Data extract =>
··········
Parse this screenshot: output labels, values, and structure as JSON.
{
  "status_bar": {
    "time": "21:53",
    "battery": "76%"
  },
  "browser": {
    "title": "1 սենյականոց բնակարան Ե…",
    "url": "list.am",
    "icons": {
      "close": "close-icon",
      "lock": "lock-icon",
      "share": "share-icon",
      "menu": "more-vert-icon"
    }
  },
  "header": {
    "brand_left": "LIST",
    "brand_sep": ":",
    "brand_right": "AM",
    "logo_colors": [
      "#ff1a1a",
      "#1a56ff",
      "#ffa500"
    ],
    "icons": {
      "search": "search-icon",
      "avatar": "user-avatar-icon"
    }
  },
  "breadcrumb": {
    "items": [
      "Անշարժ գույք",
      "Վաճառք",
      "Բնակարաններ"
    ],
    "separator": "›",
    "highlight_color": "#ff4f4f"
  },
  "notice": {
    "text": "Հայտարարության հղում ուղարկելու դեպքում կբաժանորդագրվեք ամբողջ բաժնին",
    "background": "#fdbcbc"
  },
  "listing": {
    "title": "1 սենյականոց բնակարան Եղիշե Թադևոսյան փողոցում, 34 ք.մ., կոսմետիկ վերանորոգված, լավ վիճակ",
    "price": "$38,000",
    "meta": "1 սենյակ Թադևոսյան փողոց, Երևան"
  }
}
··········
Task goal =>
How many lines of the entries above hold the string "սենյականոց"? Reply with the number alone.

Answer for the task =>
2